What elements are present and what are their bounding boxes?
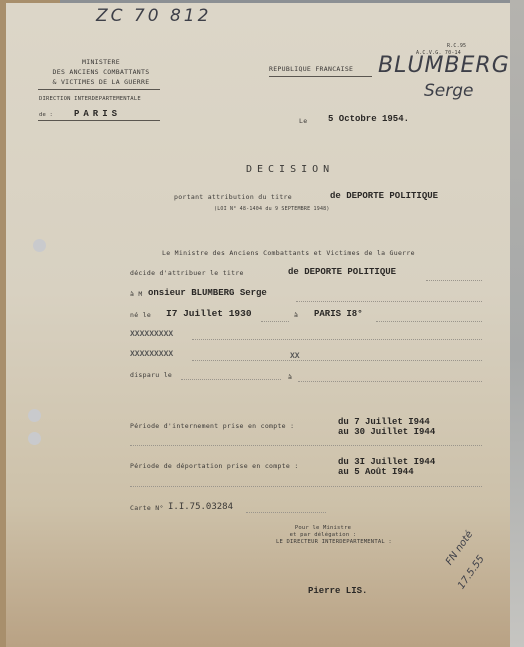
birth-date: I7 Juillet 1930 <box>166 308 252 319</box>
deportation-from: du 3I Juillet I944 <box>338 457 435 467</box>
fill-line <box>130 445 482 446</box>
subtitle-title: de DEPORTE POLITIQUE <box>330 191 438 201</box>
fill-line <box>298 381 482 382</box>
disappeared-label: disparu le <box>130 371 172 379</box>
handwritten-annotation-line1: FN noté <box>444 529 475 567</box>
republic-label: REPUBLIQUE FRANCAISE <box>269 65 353 73</box>
subtitle-prefix: portant attribution du titre <box>174 193 292 201</box>
birth-date-label: né le <box>130 311 151 319</box>
struck-line2: XXXXXXXXX <box>130 350 173 359</box>
signature-line2: et par délégation : <box>268 532 378 538</box>
struck-line1: XXXXXXXXX <box>130 330 173 339</box>
fill-line <box>130 486 482 487</box>
punch-hole <box>28 409 41 422</box>
de-label: de : <box>39 112 53 118</box>
document-page: ZC 70 812 MINISTERE DES ANCIENS COMBATTA… <box>6 3 510 647</box>
signatory-name: Pierre LIS. <box>308 586 367 596</box>
ministry-line2: DES ANCIENS COMBATTANTS <box>36 68 166 76</box>
fill-line <box>246 512 326 513</box>
backing-right-edge <box>510 0 524 647</box>
punch-hole <box>28 432 41 445</box>
internment-label: Période d'internement prise en compte : <box>130 422 294 430</box>
direction-label: DIRECTION INTERDEPARTEMENTALE <box>39 96 141 102</box>
fill-line <box>192 360 482 361</box>
birth-place: PARIS I8° <box>314 309 363 319</box>
internment-to: au 30 Juillet I944 <box>338 427 435 437</box>
city: PARIS <box>74 109 121 119</box>
card-label: Carte N° <box>130 504 164 512</box>
signature-line1: Pour le Ministre <box>268 525 378 531</box>
archive-reference: ZC 70 812 <box>96 6 211 26</box>
fill-line <box>296 301 482 302</box>
divider <box>269 76 372 77</box>
law-reference: (LOI N° 48-1404 du 9 SEPTEMBRE 1948) <box>214 206 330 212</box>
internment-from: du 7 Juillet I944 <box>338 417 430 427</box>
recipient-value: onsieur BLUMBERG Serge <box>148 288 267 298</box>
punch-hole <box>33 239 46 252</box>
fill-line <box>181 379 281 380</box>
ministry-line3: & VICTIMES DE LA GUERRE <box>36 78 166 86</box>
disappeared-at-label: à <box>288 373 292 381</box>
fill-line <box>426 280 482 281</box>
signature-line3: LE DIRECTEUR INTERDEPARTEMENTAL : <box>276 539 392 545</box>
fill-line <box>192 339 482 340</box>
decide-label: décide d'attribuer le titre <box>130 269 244 277</box>
divider <box>38 120 160 121</box>
decide-value: de DEPORTE POLITIQUE <box>288 267 396 277</box>
divider <box>38 89 160 90</box>
date-value: 5 Octobre 1954. <box>328 114 409 124</box>
intro-text: Le Ministre des Anciens Combattants et V… <box>162 249 415 257</box>
form-code1: R.C.95 <box>447 43 466 49</box>
fill-line <box>261 321 289 322</box>
document-title: DECISION <box>246 164 334 175</box>
handwritten-surname: BLUMBERG <box>378 53 510 78</box>
recipient-label: à M <box>130 290 143 298</box>
handwritten-annotation-line2: 17.5.55 <box>456 554 487 592</box>
handwritten-firstname: Serge <box>424 81 474 101</box>
fill-line <box>376 321 482 322</box>
ministry-line1: MINISTERE <box>36 58 166 66</box>
card-number: I.I.75.03284 <box>168 502 233 512</box>
deportation-label: Période de déportation prise en compte : <box>130 462 299 470</box>
deportation-to: au 5 Août I944 <box>338 467 414 477</box>
date-label: Le <box>299 117 307 125</box>
birth-place-label: à <box>294 311 298 319</box>
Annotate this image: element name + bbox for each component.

* Given exercise *
Reproduce the stretch of rows from the line containing "birth-date: I7 Juillet" through the line containing "disappeared-label: disparu le", changing "fill-line" to "blank-line" and leaving everything else unchanged.

* Written solution *
birth-date: I7 Juillet 1930 <box>166 308 252 319</box>
deportation-from: du 3I Juillet I944 <box>338 457 435 467</box>
blank-line <box>130 445 482 446</box>
subtitle-title: de DEPORTE POLITIQUE <box>330 191 438 201</box>
blank-line <box>298 381 482 382</box>
disappeared-label: disparu le <box>130 371 172 379</box>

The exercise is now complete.